Restate each line of the listing exactly, without carrying over any pictures.

§ Data supplied
════════════════

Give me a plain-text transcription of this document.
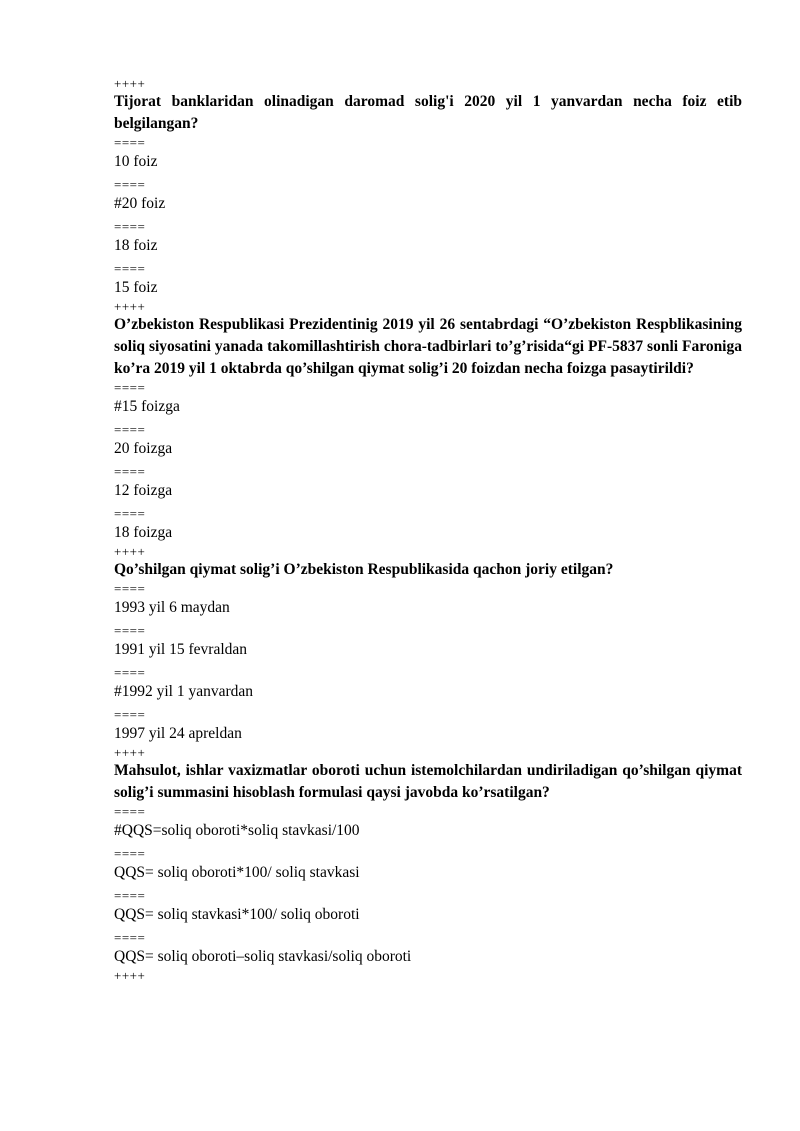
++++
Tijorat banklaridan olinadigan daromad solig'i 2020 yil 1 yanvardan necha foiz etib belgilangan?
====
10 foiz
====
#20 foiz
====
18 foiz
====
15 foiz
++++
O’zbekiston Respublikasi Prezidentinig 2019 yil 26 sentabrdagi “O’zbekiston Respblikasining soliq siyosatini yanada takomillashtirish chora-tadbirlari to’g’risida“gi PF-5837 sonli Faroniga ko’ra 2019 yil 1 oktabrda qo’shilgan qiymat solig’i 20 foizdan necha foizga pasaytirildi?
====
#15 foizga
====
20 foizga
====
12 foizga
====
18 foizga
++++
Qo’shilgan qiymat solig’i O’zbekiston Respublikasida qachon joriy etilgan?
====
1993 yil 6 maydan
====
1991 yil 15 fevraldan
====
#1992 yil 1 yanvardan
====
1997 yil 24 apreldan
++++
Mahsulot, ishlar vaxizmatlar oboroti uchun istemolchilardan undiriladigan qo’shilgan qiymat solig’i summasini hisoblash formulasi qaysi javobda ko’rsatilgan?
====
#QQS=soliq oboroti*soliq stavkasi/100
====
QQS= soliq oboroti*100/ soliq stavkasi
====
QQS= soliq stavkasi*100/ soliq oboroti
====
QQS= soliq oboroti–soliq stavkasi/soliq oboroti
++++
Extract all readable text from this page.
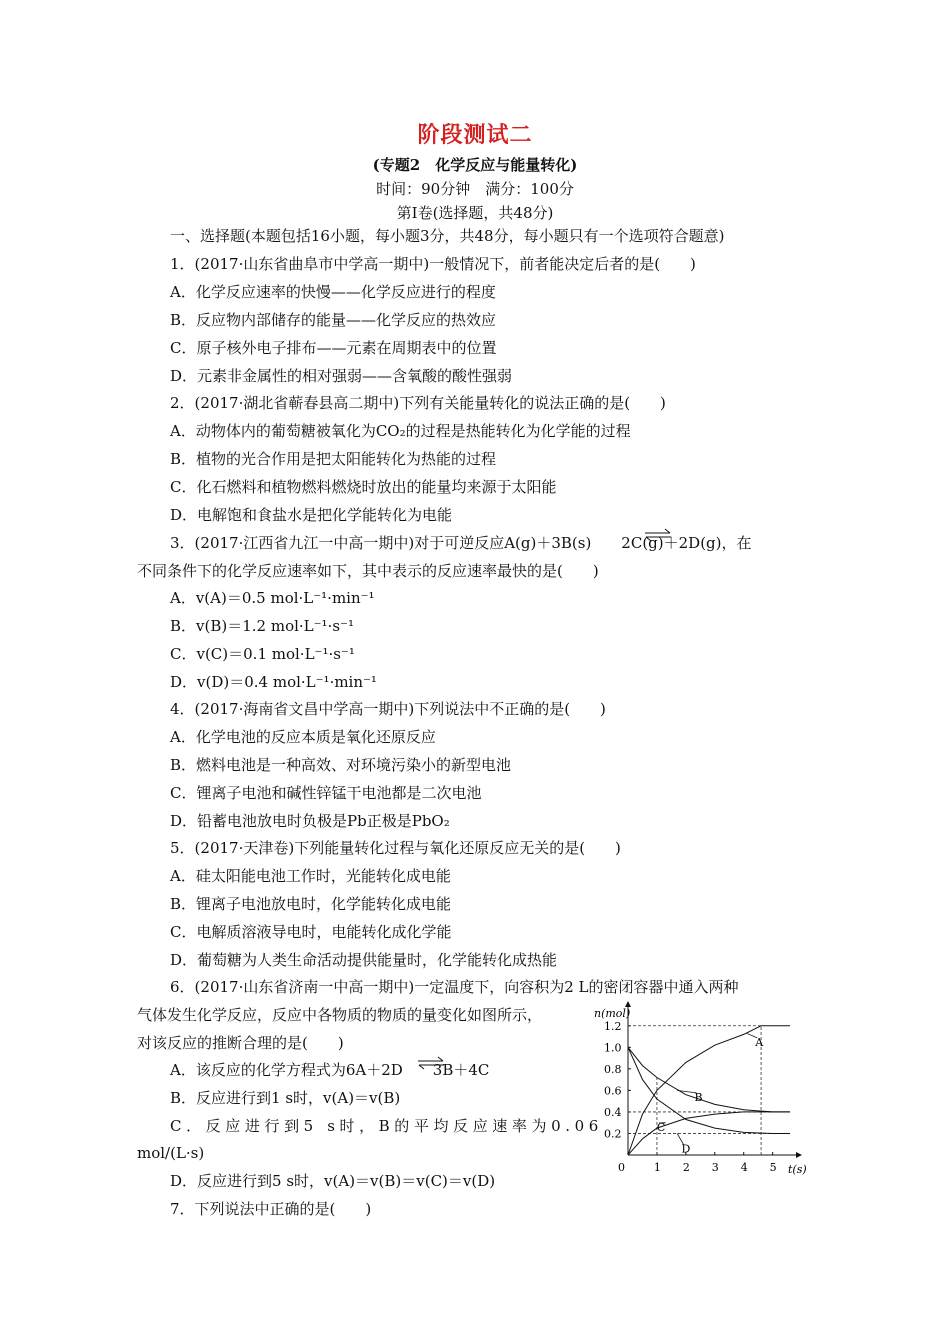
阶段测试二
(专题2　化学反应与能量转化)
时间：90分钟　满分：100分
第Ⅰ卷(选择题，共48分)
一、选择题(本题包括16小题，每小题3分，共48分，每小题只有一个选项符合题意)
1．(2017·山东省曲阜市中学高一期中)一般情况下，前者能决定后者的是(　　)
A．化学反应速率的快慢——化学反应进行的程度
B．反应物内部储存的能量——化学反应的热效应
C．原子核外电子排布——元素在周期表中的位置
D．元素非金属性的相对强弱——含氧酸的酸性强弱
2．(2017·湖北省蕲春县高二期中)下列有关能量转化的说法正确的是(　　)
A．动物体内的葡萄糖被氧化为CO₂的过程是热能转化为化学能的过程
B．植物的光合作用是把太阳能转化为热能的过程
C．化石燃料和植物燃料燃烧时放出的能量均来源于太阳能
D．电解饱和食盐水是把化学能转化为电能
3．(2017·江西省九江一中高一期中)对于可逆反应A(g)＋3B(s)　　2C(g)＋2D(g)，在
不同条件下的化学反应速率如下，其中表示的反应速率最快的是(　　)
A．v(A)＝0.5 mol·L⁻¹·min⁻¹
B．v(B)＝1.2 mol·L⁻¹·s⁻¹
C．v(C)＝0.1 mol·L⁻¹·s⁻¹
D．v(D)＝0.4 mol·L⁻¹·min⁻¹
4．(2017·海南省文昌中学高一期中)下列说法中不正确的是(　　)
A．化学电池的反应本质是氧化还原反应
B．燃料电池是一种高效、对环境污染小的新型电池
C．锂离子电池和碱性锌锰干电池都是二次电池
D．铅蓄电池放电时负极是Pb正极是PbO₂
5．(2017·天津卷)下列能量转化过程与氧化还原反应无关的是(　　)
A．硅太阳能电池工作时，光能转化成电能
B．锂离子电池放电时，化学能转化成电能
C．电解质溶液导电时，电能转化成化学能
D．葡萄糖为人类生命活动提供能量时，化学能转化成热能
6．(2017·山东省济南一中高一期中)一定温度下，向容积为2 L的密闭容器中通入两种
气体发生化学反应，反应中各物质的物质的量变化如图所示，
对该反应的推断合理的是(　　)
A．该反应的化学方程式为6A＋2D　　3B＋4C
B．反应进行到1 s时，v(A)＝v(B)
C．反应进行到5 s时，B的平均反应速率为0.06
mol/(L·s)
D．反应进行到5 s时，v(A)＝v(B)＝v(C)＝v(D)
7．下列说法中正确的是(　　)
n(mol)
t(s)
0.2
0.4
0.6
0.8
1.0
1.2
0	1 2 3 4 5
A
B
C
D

════════════════

§ Solution
Give me a plain-text transcription of this document.
++++
Tijorat banklaridan olinadigan daromad solig'i 2020 yil 1 yanvardan necha foiz etib belgilangan?
====
10 foiz
====
#20 foiz
====
18 foiz
====
15 foiz
++++
O’zbekiston Respublikasi Prezidentinig 2019 yil 26 sentabrdagi “O’zbekiston Respblikasining soliq siyosatini yanada takomillashtirish chora-tadbirlari to’g’risida“gi PF-5837 sonli Faroniga ko’ra 2019 yil 1 oktabrda qo’shilgan qiymat solig’i 20 foizdan necha foizga pasaytirildi?
====
#15 foizga
====
20 foizga
====
12 foizga
====
18 foizga
++++
Qo’shilgan qiymat solig’i O’zbekiston Respublikasida qachon joriy etilgan?
====
1993 yil 6 maydan
====
1991 yil 15 fevraldan
====
#1992 yil 1 yanvardan
====
1997 yil 24 apreldan
++++
Mahsulot, ishlar vaxizmatlar oboroti uchun istemolchilardan undiriladigan qo’shilgan qiymat solig’i summasini hisoblash formulasi qaysi javobda ko’rsatilgan?
====
#QQS=soliq oboroti*soliq stavkasi/100
====
QQS= soliq oboroti*100/ soliq stavkasi
====
QQS= soliq stavkasi*100/ soliq oboroti
====
QQS= soliq oboroti–soliq stavkasi/soliq oboroti
++++
Extract all readable text from this page.
阶段测试二
(专题2　化学反应与能量转化)
时间：90分钟　满分：100分
第Ⅰ卷(选择题，共48分)
一、选择题(本题包括16小题，每小题3分，共48分，每小题只有一个选项符合题意)
1．(2017·山东省曲阜市中学高一期中)一般情况下，前者能决定后者的是(　　)
A．化学反应速率的快慢——化学反应进行的程度
B．反应物内部储存的能量——化学反应的热效应
C．原子核外电子排布——元素在周期表中的位置
D．元素非金属性的相对强弱——含氧酸的酸性强弱
2．(2017·湖北省蕲春县高二期中)下列有关能量转化的说法正确的是(　　)
A．动物体内的葡萄糖被氧化为CO₂的过程是热能转化为化学能的过程
B．植物的光合作用是把太阳能转化为热能的过程
C．化石燃料和植物燃料燃烧时放出的能量均来源于太阳能
D．电解饱和食盐水是把化学能转化为电能
3．(2017·江西省九江一中高一期中)对于可逆反应A(g)＋3B(s)　　2C(g)＋2D(g)，在
不同条件下的化学反应速率如下，其中表示的反应速率最快的是(　　)
A．v(A)＝0.5 mol·L⁻¹·min⁻¹
B．v(B)＝1.2 mol·L⁻¹·s⁻¹
C．v(C)＝0.1 mol·L⁻¹·s⁻¹
D．v(D)＝0.4 mol·L⁻¹·min⁻¹
4．(2017·海南省文昌中学高一期中)下列说法中不正确的是(　　)
A．化学电池的反应本质是氧化还原反应
B．燃料电池是一种高效、对环境污染小的新型电池
C．锂离子电池和碱性锌锰干电池都是二次电池
D．铅蓄电池放电时负极是Pb正极是PbO₂
5．(2017·天津卷)下列能量转化过程与氧化还原反应无关的是(　　)
A．硅太阳能电池工作时，光能转化成电能
B．锂离子电池放电时，化学能转化成电能
C．电解质溶液导电时，电能转化成化学能
D．葡萄糖为人类生命活动提供能量时，化学能转化成热能
6．(2017·山东省济南一中高一期中)一定温度下，向容积为2 L的密闭容器中通入两种
气体发生化学反应，反应中各物质的物质的量变化如图所示，
对该反应的推断合理的是(　　)
A．该反应的化学方程式为6A＋2D　　3B＋4C
B．反应进行到1 s时，v(A)＝v(B)
C．反应进行到5 s时，B的平均反应速率为0.06
mol/(L·s)
D．反应进行到5 s时，v(A)＝v(B)＝v(C)＝v(D)
7．下列说法中正确的是(　　)
n(mol)
t(s)
0.2
0.4
0.6
0.8
1.0
1.2
0	1 2 3 4 5
A
B
C
D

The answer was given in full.